REQUIRED TASK: Skip the pictures and repeat each line of the data exactly.

## start

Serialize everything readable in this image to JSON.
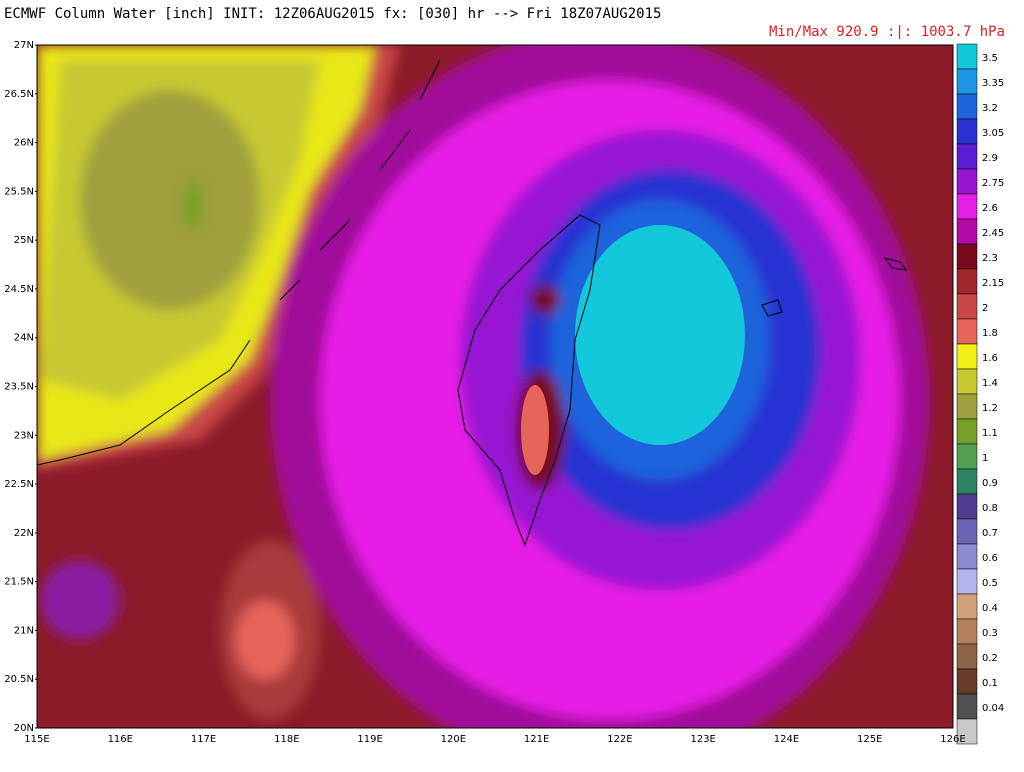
{
  "header": {
    "title": "ECMWF Column Water [inch] INIT: 12Z06AUG2015 fx: [030] hr --> Fri 18Z07AUG2015",
    "subtitle": "Min/Max 920.9 :|: 1003.7 hPa"
  },
  "map": {
    "lat_labels": [
      "27N",
      "26.5N",
      "26N",
      "25.5N",
      "25N",
      "24.5N",
      "24N",
      "23.5N",
      "23N",
      "22.5N",
      "22N",
      "21.5N",
      "21N",
      "20.5N",
      "20N"
    ],
    "lon_labels": [
      "115E",
      "116E",
      "117E",
      "118E",
      "119E",
      "120E",
      "121E",
      "122E",
      "123E",
      "124E",
      "125E",
      "126E"
    ]
  },
  "colorbar": {
    "levels": [
      3.5,
      3.35,
      3.2,
      3.05,
      2.9,
      2.75,
      2.6,
      2.45,
      2.3,
      2.15,
      2,
      1.8,
      1.6,
      1.4,
      1.2,
      1.1,
      1,
      0.9,
      0.8,
      0.7,
      0.6,
      0.5,
      0.4,
      0.3,
      0.2,
      0.1,
      0.04
    ],
    "colors": [
      "#14c8dc",
      "#1e96e6",
      "#1e64dc",
      "#2832d2",
      "#5a1ed2",
      "#9614d2",
      "#e61ee6",
      "#b40aaa",
      "#780a1e",
      "#a02828",
      "#c84646",
      "#e6645a",
      "#f0f014",
      "#c8c832",
      "#a0a03c",
      "#78a028",
      "#50a050",
      "#288264",
      "#503c8c",
      "#6e64b4",
      "#8c8cd2",
      "#b4b4f0",
      "#d2a078",
      "#b4825a",
      "#8c6446",
      "#643c28",
      "#505050",
      "#c8c8c8"
    ]
  }
}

## end

FINISHED ANSWER:
Serialize everything readable in this image to JSON.
{
  "header": {
    "title": "ECMWF Column Water [inch] INIT: 12Z06AUG2015 fx: [030] hr --> Fri 18Z07AUG2015",
    "subtitle": "Min/Max 920.9 :|: 1003.7 hPa"
  },
  "map": {
    "lat_labels": [
      "27N",
      "26.5N",
      "26N",
      "25.5N",
      "25N",
      "24.5N",
      "24N",
      "23.5N",
      "23N",
      "22.5N",
      "22N",
      "21.5N",
      "21N",
      "20.5N",
      "20N"
    ],
    "lon_labels": [
      "115E",
      "116E",
      "117E",
      "118E",
      "119E",
      "120E",
      "121E",
      "122E",
      "123E",
      "124E",
      "125E",
      "126E"
    ]
  },
  "colorbar": {
    "levels": [
      3.5,
      3.35,
      3.2,
      3.05,
      2.9,
      2.75,
      2.6,
      2.45,
      2.3,
      2.15,
      2,
      1.8,
      1.6,
      1.4,
      1.2,
      1.1,
      1,
      0.9,
      0.8,
      0.7,
      0.6,
      0.5,
      0.4,
      0.3,
      0.2,
      0.1,
      0.04
    ],
    "colors": [
      "#14c8dc",
      "#1e96e6",
      "#1e64dc",
      "#2832d2",
      "#5a1ed2",
      "#9614d2",
      "#e61ee6",
      "#b40aaa",
      "#780a1e",
      "#a02828",
      "#c84646",
      "#e6645a",
      "#f0f014",
      "#c8c832",
      "#a0a03c",
      "#78a028",
      "#50a050",
      "#288264",
      "#503c8c",
      "#6e64b4",
      "#8c8cd2",
      "#b4b4f0",
      "#d2a078",
      "#b4825a",
      "#8c6446",
      "#643c28",
      "#505050",
      "#c8c8c8"
    ]
  }
}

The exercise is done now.